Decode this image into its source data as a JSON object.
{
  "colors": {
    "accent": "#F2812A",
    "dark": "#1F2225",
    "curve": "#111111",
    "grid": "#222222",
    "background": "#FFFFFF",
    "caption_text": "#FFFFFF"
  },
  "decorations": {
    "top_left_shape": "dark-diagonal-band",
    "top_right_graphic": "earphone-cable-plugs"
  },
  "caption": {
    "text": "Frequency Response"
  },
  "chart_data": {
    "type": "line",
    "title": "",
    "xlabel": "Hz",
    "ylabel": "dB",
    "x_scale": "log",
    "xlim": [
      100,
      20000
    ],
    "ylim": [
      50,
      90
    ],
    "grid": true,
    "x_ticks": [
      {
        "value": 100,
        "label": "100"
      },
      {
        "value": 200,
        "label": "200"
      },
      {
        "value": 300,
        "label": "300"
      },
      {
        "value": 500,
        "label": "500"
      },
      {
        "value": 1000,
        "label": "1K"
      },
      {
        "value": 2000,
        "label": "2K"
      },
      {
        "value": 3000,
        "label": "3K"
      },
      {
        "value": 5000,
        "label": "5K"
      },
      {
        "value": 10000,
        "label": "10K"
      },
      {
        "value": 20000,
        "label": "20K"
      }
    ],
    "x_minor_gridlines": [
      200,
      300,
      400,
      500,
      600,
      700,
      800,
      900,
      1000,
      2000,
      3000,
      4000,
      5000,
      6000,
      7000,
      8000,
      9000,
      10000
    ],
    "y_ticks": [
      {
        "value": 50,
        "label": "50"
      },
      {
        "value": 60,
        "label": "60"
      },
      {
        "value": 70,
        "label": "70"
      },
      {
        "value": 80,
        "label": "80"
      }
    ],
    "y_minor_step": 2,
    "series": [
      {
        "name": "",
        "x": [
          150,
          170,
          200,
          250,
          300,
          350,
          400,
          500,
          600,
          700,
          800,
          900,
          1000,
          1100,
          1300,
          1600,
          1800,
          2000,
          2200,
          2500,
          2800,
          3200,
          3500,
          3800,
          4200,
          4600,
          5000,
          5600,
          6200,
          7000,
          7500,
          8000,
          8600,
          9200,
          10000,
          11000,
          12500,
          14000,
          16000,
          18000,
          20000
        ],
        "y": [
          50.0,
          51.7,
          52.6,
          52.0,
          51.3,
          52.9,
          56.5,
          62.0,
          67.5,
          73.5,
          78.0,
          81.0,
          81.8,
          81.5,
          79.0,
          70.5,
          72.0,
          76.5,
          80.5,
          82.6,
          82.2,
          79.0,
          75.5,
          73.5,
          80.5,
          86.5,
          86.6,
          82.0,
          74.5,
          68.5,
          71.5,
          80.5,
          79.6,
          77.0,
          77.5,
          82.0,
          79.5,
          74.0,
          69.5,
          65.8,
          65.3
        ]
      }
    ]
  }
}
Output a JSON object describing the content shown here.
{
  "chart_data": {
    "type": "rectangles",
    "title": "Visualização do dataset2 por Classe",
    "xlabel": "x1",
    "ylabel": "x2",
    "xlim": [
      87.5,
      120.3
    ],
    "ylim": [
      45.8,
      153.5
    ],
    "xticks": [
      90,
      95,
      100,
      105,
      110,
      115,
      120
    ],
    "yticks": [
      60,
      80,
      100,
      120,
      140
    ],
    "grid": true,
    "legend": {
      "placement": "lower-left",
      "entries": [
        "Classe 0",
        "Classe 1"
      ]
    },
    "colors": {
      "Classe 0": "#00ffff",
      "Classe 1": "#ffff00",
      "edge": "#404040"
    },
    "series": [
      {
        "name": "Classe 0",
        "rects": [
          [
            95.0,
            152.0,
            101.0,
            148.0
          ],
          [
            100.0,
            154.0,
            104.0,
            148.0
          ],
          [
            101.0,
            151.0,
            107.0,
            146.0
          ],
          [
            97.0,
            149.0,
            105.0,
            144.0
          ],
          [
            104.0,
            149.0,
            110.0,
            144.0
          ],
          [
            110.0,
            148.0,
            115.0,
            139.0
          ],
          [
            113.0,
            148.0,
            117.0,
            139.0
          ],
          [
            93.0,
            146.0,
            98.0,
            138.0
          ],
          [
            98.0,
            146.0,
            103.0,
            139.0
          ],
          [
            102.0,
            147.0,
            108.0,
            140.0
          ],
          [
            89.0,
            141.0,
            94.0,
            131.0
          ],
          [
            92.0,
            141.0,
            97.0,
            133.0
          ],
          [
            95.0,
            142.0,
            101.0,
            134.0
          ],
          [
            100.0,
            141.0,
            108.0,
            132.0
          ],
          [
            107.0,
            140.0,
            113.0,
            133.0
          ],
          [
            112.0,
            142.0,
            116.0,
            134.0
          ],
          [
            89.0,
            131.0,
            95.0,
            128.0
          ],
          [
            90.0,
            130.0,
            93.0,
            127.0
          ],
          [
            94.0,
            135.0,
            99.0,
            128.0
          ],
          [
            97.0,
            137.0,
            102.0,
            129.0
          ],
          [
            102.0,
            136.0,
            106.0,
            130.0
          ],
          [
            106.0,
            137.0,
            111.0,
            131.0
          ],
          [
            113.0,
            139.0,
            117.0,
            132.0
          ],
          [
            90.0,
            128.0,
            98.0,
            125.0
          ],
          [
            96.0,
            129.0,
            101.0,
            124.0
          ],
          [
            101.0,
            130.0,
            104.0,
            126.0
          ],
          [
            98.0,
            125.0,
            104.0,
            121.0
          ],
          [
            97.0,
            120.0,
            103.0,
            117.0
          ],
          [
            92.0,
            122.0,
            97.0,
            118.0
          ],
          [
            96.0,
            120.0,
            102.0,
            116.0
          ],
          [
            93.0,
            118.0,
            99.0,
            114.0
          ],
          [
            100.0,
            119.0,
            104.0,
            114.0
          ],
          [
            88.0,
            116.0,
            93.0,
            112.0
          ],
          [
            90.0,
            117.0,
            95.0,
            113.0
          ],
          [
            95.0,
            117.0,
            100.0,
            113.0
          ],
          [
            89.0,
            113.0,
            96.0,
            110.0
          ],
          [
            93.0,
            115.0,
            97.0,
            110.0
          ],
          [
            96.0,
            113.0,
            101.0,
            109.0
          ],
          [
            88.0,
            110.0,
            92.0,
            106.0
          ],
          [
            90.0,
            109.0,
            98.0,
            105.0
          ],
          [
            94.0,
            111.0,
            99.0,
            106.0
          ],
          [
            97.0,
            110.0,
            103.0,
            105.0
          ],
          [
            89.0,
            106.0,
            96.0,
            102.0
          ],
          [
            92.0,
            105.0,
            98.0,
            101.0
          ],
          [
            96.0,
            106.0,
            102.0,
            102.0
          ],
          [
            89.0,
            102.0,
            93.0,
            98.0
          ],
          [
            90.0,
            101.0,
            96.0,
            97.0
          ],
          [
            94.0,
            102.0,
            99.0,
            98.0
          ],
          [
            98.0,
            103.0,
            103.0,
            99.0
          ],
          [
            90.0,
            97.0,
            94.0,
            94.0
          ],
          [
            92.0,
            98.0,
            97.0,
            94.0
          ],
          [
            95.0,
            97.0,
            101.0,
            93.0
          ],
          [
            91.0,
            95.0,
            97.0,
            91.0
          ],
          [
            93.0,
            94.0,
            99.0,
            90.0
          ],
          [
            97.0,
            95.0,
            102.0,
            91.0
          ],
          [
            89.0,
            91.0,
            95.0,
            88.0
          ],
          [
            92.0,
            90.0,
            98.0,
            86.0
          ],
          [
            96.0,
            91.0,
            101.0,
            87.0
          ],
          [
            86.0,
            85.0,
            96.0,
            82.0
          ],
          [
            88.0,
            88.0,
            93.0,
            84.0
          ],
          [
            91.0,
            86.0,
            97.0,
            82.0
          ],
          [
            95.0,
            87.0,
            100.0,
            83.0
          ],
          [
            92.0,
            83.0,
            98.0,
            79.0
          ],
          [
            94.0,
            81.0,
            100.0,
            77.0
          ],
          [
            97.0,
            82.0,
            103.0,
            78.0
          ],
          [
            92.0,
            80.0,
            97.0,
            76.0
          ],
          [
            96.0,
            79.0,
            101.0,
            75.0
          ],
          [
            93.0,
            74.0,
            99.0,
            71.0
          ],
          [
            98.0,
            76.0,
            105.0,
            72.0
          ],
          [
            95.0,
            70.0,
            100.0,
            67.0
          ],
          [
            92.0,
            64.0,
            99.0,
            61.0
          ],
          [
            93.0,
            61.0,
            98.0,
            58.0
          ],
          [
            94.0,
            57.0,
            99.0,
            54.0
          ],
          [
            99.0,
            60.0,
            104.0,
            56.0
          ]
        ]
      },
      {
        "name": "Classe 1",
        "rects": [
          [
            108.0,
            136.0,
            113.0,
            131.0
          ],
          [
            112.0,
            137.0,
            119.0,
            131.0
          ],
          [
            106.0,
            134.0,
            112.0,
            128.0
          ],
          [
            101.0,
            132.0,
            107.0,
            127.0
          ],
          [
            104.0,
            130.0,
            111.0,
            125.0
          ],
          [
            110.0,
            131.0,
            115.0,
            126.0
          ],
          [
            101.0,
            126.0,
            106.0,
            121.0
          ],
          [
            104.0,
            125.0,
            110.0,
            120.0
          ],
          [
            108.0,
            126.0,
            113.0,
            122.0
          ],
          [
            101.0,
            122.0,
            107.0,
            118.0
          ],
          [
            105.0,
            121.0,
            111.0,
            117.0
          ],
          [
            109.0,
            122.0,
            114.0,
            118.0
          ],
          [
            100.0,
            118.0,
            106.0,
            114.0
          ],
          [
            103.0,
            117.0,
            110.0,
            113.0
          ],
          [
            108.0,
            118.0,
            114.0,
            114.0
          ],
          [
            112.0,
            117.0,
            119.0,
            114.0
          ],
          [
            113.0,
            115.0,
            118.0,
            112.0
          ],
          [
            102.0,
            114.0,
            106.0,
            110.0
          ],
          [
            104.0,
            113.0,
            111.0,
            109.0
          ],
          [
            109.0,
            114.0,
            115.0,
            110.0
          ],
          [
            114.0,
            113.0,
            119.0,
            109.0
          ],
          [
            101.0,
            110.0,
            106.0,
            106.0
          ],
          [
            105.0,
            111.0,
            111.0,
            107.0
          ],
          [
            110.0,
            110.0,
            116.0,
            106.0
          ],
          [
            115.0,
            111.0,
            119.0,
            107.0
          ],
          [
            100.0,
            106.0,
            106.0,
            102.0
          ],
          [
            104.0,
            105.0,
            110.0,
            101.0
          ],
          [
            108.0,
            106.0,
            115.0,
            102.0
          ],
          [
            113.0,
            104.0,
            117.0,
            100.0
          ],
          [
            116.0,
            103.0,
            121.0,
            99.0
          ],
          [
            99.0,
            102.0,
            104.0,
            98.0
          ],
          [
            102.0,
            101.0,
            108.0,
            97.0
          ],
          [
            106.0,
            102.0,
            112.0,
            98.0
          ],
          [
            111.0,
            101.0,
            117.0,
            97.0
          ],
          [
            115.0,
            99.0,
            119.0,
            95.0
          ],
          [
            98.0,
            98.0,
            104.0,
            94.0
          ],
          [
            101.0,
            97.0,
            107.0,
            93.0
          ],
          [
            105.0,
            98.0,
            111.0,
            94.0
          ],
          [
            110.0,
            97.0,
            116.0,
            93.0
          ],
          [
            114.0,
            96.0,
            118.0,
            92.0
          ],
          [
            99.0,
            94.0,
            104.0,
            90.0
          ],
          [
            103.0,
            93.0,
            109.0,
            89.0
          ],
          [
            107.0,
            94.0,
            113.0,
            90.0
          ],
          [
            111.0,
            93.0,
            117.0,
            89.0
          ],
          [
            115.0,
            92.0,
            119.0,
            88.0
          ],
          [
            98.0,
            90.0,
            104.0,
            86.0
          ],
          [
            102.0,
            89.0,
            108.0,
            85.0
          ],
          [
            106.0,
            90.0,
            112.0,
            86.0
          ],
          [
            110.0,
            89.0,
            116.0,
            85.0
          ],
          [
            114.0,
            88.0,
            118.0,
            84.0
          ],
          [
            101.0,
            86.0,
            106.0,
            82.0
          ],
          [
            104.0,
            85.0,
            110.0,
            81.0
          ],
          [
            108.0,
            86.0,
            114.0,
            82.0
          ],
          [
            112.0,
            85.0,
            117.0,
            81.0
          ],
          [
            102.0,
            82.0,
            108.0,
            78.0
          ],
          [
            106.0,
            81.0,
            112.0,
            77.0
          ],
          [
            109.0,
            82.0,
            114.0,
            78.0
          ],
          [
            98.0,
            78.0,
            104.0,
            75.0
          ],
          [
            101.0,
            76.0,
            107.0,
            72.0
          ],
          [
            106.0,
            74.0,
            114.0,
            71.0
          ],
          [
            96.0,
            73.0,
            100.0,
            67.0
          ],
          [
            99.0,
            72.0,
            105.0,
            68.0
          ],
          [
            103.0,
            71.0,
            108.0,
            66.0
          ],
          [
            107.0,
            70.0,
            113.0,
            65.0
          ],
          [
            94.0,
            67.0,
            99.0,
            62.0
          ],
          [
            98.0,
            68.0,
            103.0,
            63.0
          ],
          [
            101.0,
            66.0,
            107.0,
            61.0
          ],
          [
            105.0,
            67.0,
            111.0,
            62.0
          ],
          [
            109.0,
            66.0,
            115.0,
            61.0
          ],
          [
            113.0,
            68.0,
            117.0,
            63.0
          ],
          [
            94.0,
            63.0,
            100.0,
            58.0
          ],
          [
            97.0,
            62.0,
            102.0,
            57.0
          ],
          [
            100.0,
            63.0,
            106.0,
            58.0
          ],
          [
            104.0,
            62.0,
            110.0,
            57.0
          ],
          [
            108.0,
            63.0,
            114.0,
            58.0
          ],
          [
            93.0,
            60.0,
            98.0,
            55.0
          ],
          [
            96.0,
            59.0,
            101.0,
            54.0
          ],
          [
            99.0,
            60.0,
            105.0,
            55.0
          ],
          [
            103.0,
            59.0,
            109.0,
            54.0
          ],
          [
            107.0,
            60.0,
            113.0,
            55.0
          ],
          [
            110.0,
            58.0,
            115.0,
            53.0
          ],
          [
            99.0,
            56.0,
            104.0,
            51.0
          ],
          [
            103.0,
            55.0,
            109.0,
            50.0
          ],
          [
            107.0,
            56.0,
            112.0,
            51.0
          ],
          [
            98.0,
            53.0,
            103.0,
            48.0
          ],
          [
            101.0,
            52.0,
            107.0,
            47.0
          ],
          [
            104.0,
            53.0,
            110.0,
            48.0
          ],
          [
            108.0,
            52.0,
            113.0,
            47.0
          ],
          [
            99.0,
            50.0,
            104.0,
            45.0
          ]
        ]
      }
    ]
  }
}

+ + + + + + +

* **INSTRUCTION**
Copy every line of the data that holds the string "Classe".

* **EXERCISE RESULT**
    "title": "Visualização do dataset2 por Classe",
        "Classe 0",
        "Classe 1"
      "Classe 0": "#00ffff",
      "Classe 1": "#ffff00",
        "name": "Classe 0",
        "name": "Classe 1",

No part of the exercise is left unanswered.